#### WRITTEN EXERCISE:
Select each line where the word "admin" appears.

#### RECORDS PROVIDED:
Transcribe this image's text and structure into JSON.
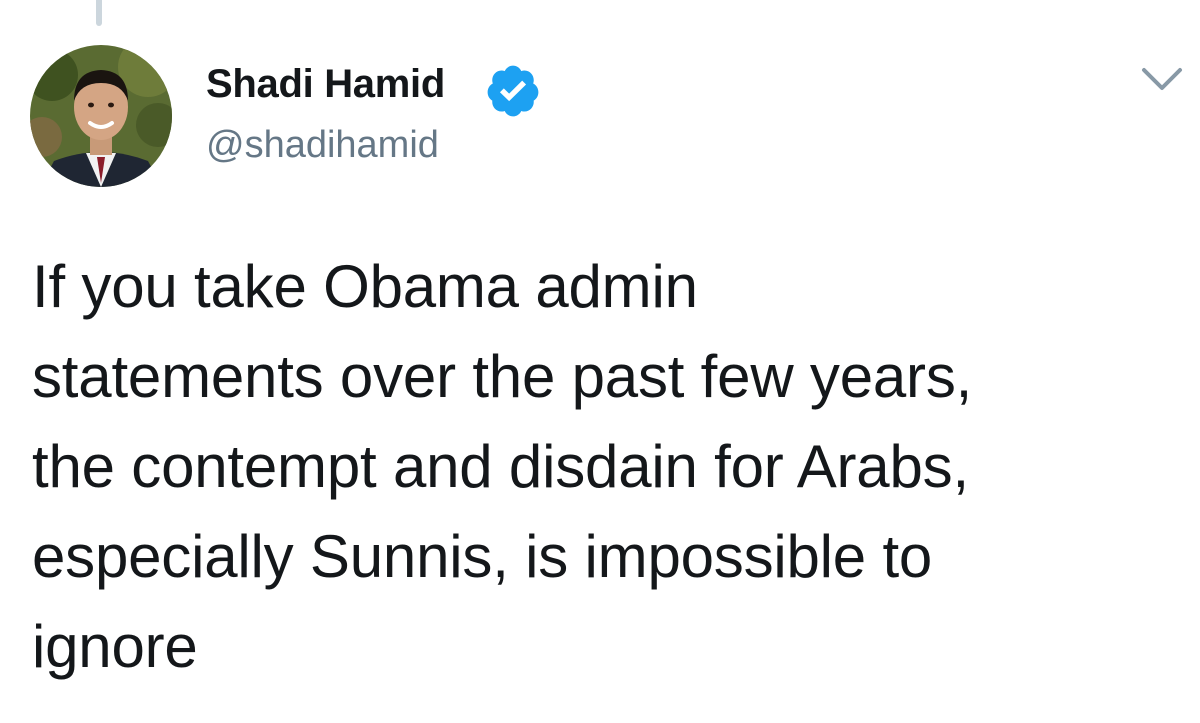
{
  "tweet": {
    "author": {
      "name": "Shadi Hamid",
      "handle": "@shadihamid",
      "verified": true,
      "avatar_icon": "profile-photo"
    },
    "text_lines": [
      "If you take Obama admin",
      "statements over the past few years,",
      "the contempt and disdain for Arabs,",
      "especially Sunnis, is impossible to",
      "ignore"
    ],
    "menu_icon": "chevron-down-icon"
  },
  "colors": {
    "text": "#14171a",
    "handle": "#657786",
    "verified_badge": "#1da1f2",
    "thread_line": "#ccd6dd"
  }
}
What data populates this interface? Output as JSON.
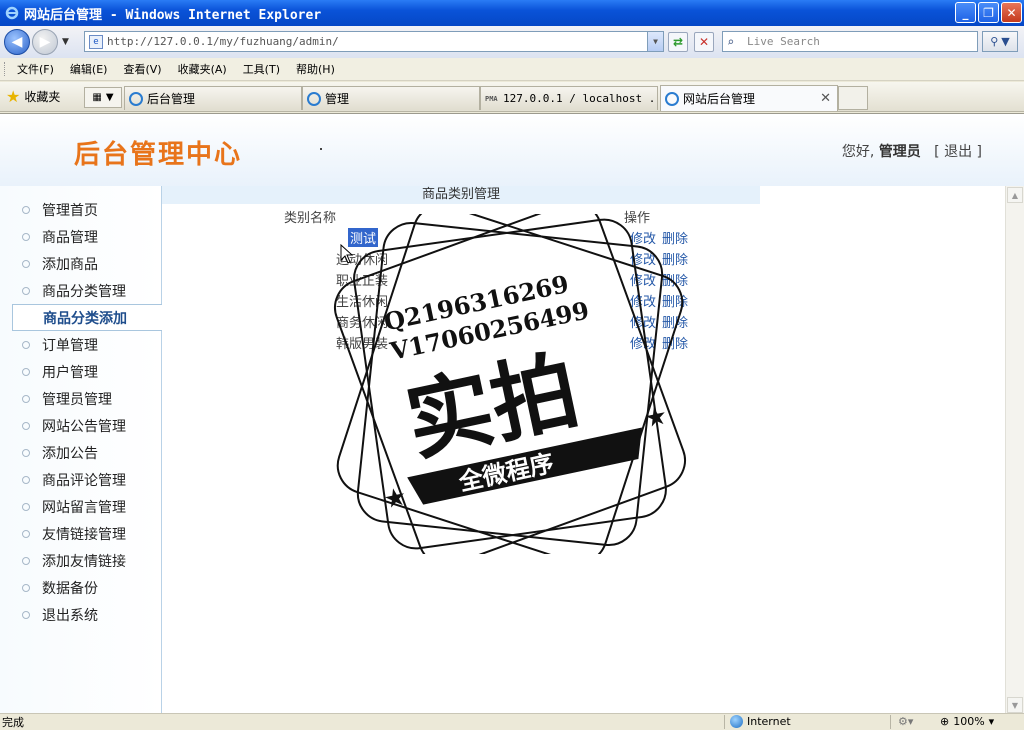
{
  "window": {
    "title": "网站后台管理 - Windows Internet Explorer",
    "controls": [
      "minimize",
      "restore",
      "close"
    ]
  },
  "toolbar": {
    "address": "http://127.0.0.1/my/fuzhuang/admin/",
    "search_placeholder": "Live Search"
  },
  "menu": [
    "文件(F)",
    "编辑(E)",
    "查看(V)",
    "收藏夹(A)",
    "工具(T)",
    "帮助(H)"
  ],
  "favorites": {
    "label": "收藏夹"
  },
  "tabs": [
    {
      "label": "后台管理",
      "active": false
    },
    {
      "label": "管理",
      "active": false
    },
    {
      "label": "127.0.0.1 / localhost ...",
      "active": false
    },
    {
      "label": "网站后台管理",
      "active": true
    }
  ],
  "header": {
    "brand": "后台管理中心",
    "greeting": "您好,",
    "username": "管理员",
    "logout": "[ 退出 ]"
  },
  "sidebar": {
    "items": [
      {
        "label": "管理首页",
        "selected": false
      },
      {
        "label": "商品管理",
        "selected": false
      },
      {
        "label": "添加商品",
        "selected": false
      },
      {
        "label": "商品分类管理",
        "selected": false
      },
      {
        "label": "商品分类添加",
        "selected": true
      },
      {
        "label": "订单管理",
        "selected": false
      },
      {
        "label": "用户管理",
        "selected": false
      },
      {
        "label": "管理员管理",
        "selected": false
      },
      {
        "label": "网站公告管理",
        "selected": false
      },
      {
        "label": "添加公告",
        "selected": false
      },
      {
        "label": "商品评论管理",
        "selected": false
      },
      {
        "label": "网站留言管理",
        "selected": false
      },
      {
        "label": "友情链接管理",
        "selected": false
      },
      {
        "label": "添加友情链接",
        "selected": false
      },
      {
        "label": "数据备份",
        "selected": false
      },
      {
        "label": "退出系统",
        "selected": false
      }
    ]
  },
  "main": {
    "title": "商品类别管理",
    "columns": {
      "name": "类别名称",
      "ops": "操作"
    },
    "rows": [
      {
        "name": "测试",
        "edit": "修改",
        "del": "删除",
        "highlighted": true
      },
      {
        "name": "运动休闲",
        "edit": "修改",
        "del": "删除",
        "highlighted": false
      },
      {
        "name": "职业正装",
        "edit": "修改",
        "del": "删除",
        "highlighted": false
      },
      {
        "name": "生活休闲",
        "edit": "修改",
        "del": "删除",
        "highlighted": false
      },
      {
        "name": "商务休闲",
        "edit": "修改",
        "del": "删除",
        "highlighted": false
      },
      {
        "name": "韩版男装",
        "edit": "修改",
        "del": "删除",
        "highlighted": false
      }
    ]
  },
  "watermark": {
    "line1": "Q2196316269",
    "line2": "V17060256499",
    "main": "实拍",
    "banner": "全微程序"
  },
  "status": {
    "text": "完成",
    "zone": "Internet",
    "zoom": "100%"
  },
  "colors": {
    "titlebar": "#0A53D8",
    "brand": "#E8741A",
    "link": "#2458A8",
    "selection": "#3266CC"
  }
}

#### OUTPUT OF THE EXERCISE:
      "If you take Obama admin",
    "address": "http://127.0.0.1/my/fuzhuang/admin/",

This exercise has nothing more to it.